## START DATASET EXTRACT

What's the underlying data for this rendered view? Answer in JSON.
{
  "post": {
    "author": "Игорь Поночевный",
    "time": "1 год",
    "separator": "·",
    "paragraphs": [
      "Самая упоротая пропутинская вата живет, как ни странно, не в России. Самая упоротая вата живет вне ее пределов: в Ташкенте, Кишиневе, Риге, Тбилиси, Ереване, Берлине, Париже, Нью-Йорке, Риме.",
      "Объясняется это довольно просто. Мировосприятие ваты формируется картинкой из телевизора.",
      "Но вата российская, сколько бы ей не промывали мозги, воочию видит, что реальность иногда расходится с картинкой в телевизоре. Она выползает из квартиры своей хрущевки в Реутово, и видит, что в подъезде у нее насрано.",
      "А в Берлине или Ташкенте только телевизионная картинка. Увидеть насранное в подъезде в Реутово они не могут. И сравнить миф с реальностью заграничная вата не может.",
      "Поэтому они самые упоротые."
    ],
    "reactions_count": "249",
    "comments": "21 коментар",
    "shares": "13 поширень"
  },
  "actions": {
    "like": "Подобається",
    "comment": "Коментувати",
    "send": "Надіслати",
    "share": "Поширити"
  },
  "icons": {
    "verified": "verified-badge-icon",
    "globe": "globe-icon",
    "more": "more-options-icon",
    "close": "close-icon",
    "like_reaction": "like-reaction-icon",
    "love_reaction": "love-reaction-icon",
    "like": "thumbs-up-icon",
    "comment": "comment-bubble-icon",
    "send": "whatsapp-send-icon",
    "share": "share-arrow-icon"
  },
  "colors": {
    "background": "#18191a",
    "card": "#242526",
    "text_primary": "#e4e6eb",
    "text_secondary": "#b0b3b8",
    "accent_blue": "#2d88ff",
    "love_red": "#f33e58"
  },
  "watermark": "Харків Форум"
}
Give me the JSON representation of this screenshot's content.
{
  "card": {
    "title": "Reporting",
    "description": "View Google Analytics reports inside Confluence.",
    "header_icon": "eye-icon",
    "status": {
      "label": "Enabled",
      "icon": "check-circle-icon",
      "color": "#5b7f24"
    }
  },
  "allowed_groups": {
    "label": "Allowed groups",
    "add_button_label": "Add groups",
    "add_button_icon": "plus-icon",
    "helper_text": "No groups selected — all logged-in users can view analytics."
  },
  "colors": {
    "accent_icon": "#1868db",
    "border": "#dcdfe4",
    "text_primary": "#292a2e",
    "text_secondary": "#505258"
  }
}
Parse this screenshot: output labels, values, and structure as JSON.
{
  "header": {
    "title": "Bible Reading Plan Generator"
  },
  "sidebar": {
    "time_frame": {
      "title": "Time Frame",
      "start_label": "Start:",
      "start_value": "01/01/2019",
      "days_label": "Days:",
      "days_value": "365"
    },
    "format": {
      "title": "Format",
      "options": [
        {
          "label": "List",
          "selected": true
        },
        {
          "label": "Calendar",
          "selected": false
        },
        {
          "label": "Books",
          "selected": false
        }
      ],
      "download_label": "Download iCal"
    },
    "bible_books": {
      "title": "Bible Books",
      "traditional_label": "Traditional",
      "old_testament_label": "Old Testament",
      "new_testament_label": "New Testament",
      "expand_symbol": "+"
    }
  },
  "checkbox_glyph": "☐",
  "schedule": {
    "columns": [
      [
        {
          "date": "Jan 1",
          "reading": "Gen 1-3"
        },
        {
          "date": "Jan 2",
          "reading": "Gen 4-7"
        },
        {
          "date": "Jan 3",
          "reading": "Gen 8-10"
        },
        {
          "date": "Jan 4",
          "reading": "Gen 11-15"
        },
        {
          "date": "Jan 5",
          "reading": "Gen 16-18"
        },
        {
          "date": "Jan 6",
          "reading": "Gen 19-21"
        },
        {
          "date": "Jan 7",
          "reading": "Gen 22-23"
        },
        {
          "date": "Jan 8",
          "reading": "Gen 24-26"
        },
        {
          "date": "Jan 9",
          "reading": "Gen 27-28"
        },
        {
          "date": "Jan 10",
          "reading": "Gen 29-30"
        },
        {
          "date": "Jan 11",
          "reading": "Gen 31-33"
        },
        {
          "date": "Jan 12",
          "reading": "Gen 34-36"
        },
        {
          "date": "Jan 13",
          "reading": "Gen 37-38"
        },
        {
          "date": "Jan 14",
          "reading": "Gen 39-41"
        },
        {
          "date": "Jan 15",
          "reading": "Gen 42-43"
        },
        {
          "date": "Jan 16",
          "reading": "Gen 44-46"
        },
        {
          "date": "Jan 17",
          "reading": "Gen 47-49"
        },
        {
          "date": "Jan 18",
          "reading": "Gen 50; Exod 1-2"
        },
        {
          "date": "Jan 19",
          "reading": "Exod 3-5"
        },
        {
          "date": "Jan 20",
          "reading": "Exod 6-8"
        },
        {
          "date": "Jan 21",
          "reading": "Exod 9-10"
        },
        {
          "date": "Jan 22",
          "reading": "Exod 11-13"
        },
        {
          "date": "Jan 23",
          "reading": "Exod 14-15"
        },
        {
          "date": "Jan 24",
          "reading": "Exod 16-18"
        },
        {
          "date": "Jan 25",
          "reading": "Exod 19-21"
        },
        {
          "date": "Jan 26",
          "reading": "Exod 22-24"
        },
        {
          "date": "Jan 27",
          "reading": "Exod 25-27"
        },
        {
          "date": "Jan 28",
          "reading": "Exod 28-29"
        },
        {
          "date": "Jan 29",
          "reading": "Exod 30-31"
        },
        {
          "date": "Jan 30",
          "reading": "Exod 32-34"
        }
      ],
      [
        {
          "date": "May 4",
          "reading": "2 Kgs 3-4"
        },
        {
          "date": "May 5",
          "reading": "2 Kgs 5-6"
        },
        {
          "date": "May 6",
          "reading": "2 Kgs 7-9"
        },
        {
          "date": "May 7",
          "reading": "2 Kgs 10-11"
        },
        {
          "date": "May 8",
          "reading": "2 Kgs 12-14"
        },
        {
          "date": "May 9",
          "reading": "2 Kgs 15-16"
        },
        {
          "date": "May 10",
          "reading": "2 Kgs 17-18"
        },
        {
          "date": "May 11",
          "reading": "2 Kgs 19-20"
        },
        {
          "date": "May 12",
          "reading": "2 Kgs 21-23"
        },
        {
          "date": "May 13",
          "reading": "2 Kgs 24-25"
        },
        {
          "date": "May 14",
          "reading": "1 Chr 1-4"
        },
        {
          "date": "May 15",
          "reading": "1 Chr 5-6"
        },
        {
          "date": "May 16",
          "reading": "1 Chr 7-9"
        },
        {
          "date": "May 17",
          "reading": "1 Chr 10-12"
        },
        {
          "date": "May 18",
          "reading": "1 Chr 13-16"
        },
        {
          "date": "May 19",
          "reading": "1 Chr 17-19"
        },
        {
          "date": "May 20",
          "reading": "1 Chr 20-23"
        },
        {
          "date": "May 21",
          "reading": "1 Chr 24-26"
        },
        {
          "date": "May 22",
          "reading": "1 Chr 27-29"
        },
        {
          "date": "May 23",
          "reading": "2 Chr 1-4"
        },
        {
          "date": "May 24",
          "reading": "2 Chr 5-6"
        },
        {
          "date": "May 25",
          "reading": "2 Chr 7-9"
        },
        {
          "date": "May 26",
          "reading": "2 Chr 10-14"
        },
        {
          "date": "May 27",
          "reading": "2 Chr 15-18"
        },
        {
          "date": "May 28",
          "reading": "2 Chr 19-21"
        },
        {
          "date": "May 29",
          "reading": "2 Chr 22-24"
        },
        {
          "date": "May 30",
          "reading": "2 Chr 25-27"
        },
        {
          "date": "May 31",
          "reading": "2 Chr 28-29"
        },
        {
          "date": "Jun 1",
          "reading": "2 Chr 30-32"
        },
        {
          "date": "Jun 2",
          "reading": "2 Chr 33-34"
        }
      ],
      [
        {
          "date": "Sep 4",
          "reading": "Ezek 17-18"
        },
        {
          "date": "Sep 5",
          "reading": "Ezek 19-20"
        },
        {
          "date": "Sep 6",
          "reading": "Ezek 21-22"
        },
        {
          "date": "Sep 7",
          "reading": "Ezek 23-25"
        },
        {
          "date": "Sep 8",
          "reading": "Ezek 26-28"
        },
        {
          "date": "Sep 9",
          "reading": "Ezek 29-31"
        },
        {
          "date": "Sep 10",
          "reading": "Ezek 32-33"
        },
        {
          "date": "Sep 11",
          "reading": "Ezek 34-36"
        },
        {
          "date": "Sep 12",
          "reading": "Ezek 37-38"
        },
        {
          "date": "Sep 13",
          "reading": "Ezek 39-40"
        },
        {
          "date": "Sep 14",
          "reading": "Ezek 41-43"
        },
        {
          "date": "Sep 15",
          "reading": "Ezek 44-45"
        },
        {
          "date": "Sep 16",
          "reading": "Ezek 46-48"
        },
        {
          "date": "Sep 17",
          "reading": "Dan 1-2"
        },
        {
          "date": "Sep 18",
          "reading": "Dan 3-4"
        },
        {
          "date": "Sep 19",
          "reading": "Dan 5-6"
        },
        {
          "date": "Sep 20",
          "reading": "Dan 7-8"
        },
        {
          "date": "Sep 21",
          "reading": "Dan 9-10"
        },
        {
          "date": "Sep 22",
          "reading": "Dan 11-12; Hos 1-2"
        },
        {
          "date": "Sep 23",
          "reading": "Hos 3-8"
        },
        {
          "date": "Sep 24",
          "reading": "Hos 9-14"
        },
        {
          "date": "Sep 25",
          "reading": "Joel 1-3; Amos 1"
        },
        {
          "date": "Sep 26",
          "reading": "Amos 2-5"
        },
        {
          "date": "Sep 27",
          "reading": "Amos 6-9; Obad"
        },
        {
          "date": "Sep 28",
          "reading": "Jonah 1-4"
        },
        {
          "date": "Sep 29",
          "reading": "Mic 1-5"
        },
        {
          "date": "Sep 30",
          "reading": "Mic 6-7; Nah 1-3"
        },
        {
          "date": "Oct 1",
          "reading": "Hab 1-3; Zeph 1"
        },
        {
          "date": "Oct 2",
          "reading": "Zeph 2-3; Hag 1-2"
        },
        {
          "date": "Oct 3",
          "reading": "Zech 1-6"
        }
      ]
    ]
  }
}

## END DATASET EXTRACT

• [AIM OF THE EXERCISE] Look over the records above and copy each line that includes the string "title".

• [ANSWER TO THE PROBLEM]
    "title": "Reporting",
    "title": "Bible Reading Plan Generator"
      "title": "Time Frame",
      "title": "Format",
      "title": "Bible Books",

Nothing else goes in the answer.